## RECORDS FOR THE TASK
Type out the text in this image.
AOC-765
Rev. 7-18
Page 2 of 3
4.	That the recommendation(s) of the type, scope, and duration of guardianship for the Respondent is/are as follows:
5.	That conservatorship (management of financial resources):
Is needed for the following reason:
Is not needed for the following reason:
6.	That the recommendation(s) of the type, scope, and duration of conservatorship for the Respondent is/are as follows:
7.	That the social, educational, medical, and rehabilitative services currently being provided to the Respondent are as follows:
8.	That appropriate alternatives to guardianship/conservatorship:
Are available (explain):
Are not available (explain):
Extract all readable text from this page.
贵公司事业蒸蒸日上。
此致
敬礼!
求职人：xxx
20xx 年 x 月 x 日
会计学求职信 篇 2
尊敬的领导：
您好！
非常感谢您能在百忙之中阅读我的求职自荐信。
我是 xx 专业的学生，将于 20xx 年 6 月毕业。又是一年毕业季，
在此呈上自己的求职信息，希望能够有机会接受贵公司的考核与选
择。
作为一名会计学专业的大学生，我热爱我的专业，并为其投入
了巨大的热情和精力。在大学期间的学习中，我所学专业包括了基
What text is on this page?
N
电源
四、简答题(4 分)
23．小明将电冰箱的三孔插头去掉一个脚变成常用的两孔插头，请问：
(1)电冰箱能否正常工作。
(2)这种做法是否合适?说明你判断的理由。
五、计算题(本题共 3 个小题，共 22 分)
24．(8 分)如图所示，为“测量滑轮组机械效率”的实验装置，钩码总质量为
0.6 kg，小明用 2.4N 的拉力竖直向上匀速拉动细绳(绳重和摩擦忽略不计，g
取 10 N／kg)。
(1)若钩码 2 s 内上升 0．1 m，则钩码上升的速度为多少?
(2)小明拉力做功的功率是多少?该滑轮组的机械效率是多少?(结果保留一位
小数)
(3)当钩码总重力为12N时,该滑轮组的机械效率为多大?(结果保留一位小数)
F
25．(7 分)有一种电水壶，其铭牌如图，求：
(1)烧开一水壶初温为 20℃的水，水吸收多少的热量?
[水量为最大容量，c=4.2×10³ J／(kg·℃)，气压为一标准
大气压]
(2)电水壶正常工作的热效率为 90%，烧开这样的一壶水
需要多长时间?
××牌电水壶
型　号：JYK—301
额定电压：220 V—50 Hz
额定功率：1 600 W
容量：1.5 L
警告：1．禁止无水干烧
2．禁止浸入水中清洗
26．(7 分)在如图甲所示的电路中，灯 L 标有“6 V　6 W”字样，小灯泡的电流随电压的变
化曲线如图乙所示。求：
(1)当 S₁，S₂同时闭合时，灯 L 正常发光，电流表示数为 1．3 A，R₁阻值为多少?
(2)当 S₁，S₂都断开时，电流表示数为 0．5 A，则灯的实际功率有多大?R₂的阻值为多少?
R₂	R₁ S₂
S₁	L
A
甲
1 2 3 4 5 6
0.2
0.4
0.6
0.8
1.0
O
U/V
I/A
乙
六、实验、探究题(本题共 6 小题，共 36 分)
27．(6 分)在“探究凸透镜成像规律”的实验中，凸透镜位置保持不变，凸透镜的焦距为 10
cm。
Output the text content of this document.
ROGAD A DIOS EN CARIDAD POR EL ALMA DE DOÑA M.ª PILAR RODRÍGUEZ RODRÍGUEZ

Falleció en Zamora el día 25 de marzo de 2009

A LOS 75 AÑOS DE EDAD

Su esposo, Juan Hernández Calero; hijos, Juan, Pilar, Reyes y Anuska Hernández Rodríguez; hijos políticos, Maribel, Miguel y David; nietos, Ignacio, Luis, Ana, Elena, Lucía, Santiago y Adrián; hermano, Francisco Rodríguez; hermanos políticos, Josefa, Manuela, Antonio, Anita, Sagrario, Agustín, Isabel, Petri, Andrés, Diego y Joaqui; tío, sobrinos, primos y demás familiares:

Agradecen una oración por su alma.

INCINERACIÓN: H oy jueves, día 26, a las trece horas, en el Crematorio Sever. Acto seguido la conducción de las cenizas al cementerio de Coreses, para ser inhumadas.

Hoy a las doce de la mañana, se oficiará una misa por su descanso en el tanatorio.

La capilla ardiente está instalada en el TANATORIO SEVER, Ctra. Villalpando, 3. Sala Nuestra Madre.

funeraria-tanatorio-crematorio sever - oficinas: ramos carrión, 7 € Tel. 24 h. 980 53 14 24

## TASK GOAL
Transcribe all lines as written.

## COMPLETE OUTPUT
Type out the text in this image.
AOC-765
Rev. 7-18
Page 2 of 3
4.	That the recommendation(s) of the type, scope, and duration of guardianship for the Respondent is/are as follows:
5.	That conservatorship (management of financial resources):
Is needed for the following reason:
Is not needed for the following reason:
6.	That the recommendation(s) of the type, scope, and duration of conservatorship for the Respondent is/are as follows:
7.	That the social, educational, medical, and rehabilitative services currently being provided to the Respondent are as follows:
8.	That appropriate alternatives to guardianship/conservatorship:
Are available (explain):
Are not available (explain):
Extract all readable text from this page.
贵公司事业蒸蒸日上。
此致
敬礼!
求职人：xxx
20xx 年 x 月 x 日
会计学求职信 篇 2
尊敬的领导：
您好！
非常感谢您能在百忙之中阅读我的求职自荐信。
我是 xx 专业的学生，将于 20xx 年 6 月毕业。又是一年毕业季，
在此呈上自己的求职信息，希望能够有机会接受贵公司的考核与选
择。
作为一名会计学专业的大学生，我热爱我的专业，并为其投入
了巨大的热情和精力。在大学期间的学习中，我所学专业包括了基
What text is on this page?
N
电源
四、简答题(4 分)
23．小明将电冰箱的三孔插头去掉一个脚变成常用的两孔插头，请问：
(1)电冰箱能否正常工作。
(2)这种做法是否合适?说明你判断的理由。
五、计算题(本题共 3 个小题，共 22 分)
24．(8 分)如图所示，为“测量滑轮组机械效率”的实验装置，钩码总质量为
0.6 kg，小明用 2.4N 的拉力竖直向上匀速拉动细绳(绳重和摩擦忽略不计，g
取 10 N／kg)。
(1)若钩码 2 s 内上升 0．1 m，则钩码上升的速度为多少?
(2)小明拉力做功的功率是多少?该滑轮组的机械效率是多少?(结果保留一位
小数)
(3)当钩码总重力为12N时,该滑轮组的机械效率为多大?(结果保留一位小数)
F
25．(7 分)有一种电水壶，其铭牌如图，求：
(1)烧开一水壶初温为 20℃的水，水吸收多少的热量?
[水量为最大容量，c=4.2×10³ J／(kg·℃)，气压为一标准
大气压]
(2)电水壶正常工作的热效率为 90%，烧开这样的一壶水
需要多长时间?
××牌电水壶
型　号：JYK—301
额定电压：220 V—50 Hz
额定功率：1 600 W
容量：1.5 L
警告：1．禁止无水干烧
2．禁止浸入水中清洗
26．(7 分)在如图甲所示的电路中，灯 L 标有“6 V　6 W”字样，小灯泡的电流随电压的变
化曲线如图乙所示。求：
(1)当 S₁，S₂同时闭合时，灯 L 正常发光，电流表示数为 1．3 A，R₁阻值为多少?
(2)当 S₁，S₂都断开时，电流表示数为 0．5 A，则灯的实际功率有多大?R₂的阻值为多少?
R₂	R₁ S₂
S₁	L
A
甲
1 2 3 4 5 6
0.2
0.4
0.6
0.8
1.0
O
U/V
I/A
乙
六、实验、探究题(本题共 6 小题，共 36 分)
27．(6 分)在“探究凸透镜成像规律”的实验中，凸透镜位置保持不变，凸透镜的焦距为 10
cm。
Output the text content of this document.
ROGAD A DIOS EN CARIDAD POR EL ALMA DE DOÑA M.ª PILAR RODRÍGUEZ RODRÍGUEZ

Falleció en Zamora el día 25 de marzo de 2009

A LOS 75 AÑOS DE EDAD

Su esposo, Juan Hernández Calero; hijos, Juan, Pilar, Reyes y Anuska Hernández Rodríguez; hijos políticos, Maribel, Miguel y David; nietos, Ignacio, Luis, Ana, Elena, Lucía, Santiago y Adrián; hermano, Francisco Rodríguez; hermanos políticos, Josefa, Manuela, Antonio, Anita, Sagrario, Agustín, Isabel, Petri, Andrés, Diego y Joaqui; tío, sobrinos, primos y demás familiares:

Agradecen una oración por su alma.

INCINERACIÓN: H oy jueves, día 26, a las trece horas, en el Crematorio Sever. Acto seguido la conducción de las cenizas al cementerio de Coreses, para ser inhumadas.

Hoy a las doce de la mañana, se oficiará una misa por su descanso en el tanatorio.

La capilla ardiente está instalada en el TANATORIO SEVER, Ctra. Villalpando, 3. Sala Nuestra Madre.

funeraria-tanatorio-crematorio sever - oficinas: ramos carrión, 7 € Tel. 24 h. 980 53 14 24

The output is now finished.